(Stored records)
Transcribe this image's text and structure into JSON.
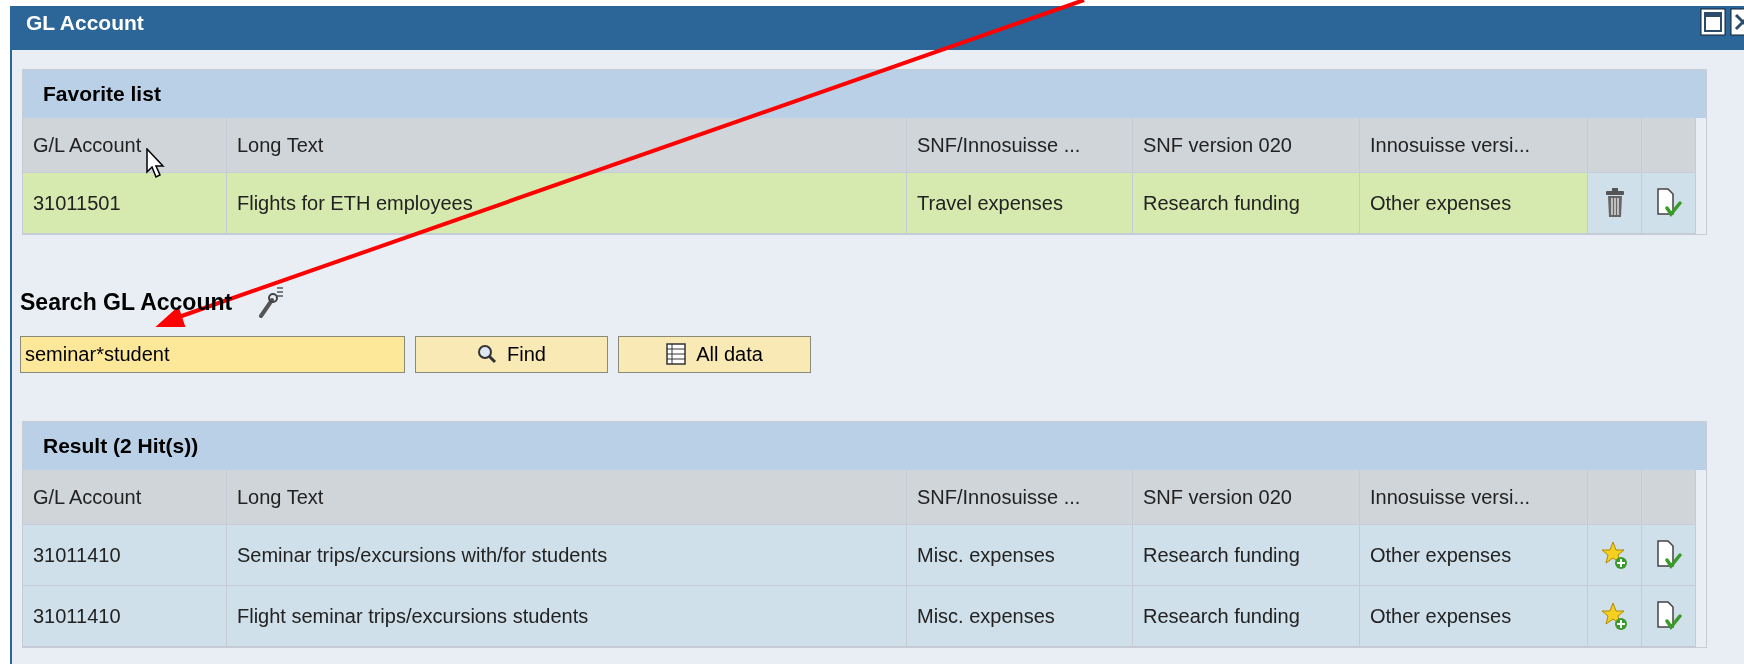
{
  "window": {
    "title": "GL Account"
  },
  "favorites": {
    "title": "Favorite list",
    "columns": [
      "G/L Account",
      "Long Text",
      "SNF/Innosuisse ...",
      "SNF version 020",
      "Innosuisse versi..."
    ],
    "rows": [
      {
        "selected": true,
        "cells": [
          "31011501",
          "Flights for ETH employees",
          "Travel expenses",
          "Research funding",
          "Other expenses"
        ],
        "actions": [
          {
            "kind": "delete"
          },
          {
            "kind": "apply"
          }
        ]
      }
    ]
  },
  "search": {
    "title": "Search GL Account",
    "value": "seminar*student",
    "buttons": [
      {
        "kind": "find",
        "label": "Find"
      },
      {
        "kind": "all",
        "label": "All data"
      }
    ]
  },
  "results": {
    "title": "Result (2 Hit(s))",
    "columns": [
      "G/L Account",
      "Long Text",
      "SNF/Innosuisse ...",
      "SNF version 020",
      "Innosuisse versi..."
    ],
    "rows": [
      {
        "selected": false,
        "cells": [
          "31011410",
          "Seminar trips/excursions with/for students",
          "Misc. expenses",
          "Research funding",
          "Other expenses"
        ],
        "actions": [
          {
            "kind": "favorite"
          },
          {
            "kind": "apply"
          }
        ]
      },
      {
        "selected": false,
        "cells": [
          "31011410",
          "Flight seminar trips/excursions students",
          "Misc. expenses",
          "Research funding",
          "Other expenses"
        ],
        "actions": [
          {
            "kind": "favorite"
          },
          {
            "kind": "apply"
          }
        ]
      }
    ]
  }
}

# Goal
Quote the records in their entirety, keeping the wording exact and excluding pictures.

# Worked solution
Transcribe this image's text and structure into JSON.
{
  "window": {
    "title": "GL Account"
  },
  "favorites": {
    "title": "Favorite list",
    "columns": [
      "G/L Account",
      "Long Text",
      "SNF/Innosuisse ...",
      "SNF version 020",
      "Innosuisse versi..."
    ],
    "rows": [
      {
        "selected": true,
        "cells": [
          "31011501",
          "Flights for ETH employees",
          "Travel expenses",
          "Research funding",
          "Other expenses"
        ],
        "actions": [
          {
            "kind": "delete"
          },
          {
            "kind": "apply"
          }
        ]
      }
    ]
  },
  "search": {
    "title": "Search GL Account",
    "value": "seminar*student",
    "buttons": [
      {
        "kind": "find",
        "label": "Find"
      },
      {
        "kind": "all",
        "label": "All data"
      }
    ]
  },
  "results": {
    "title": "Result (2 Hit(s))",
    "columns": [
      "G/L Account",
      "Long Text",
      "SNF/Innosuisse ...",
      "SNF version 020",
      "Innosuisse versi..."
    ],
    "rows": [
      {
        "selected": false,
        "cells": [
          "31011410",
          "Seminar trips/excursions with/for students",
          "Misc. expenses",
          "Research funding",
          "Other expenses"
        ],
        "actions": [
          {
            "kind": "favorite"
          },
          {
            "kind": "apply"
          }
        ]
      },
      {
        "selected": false,
        "cells": [
          "31011410",
          "Flight seminar trips/excursions students",
          "Misc. expenses",
          "Research funding",
          "Other expenses"
        ],
        "actions": [
          {
            "kind": "favorite"
          },
          {
            "kind": "apply"
          }
        ]
      }
    ]
  }
}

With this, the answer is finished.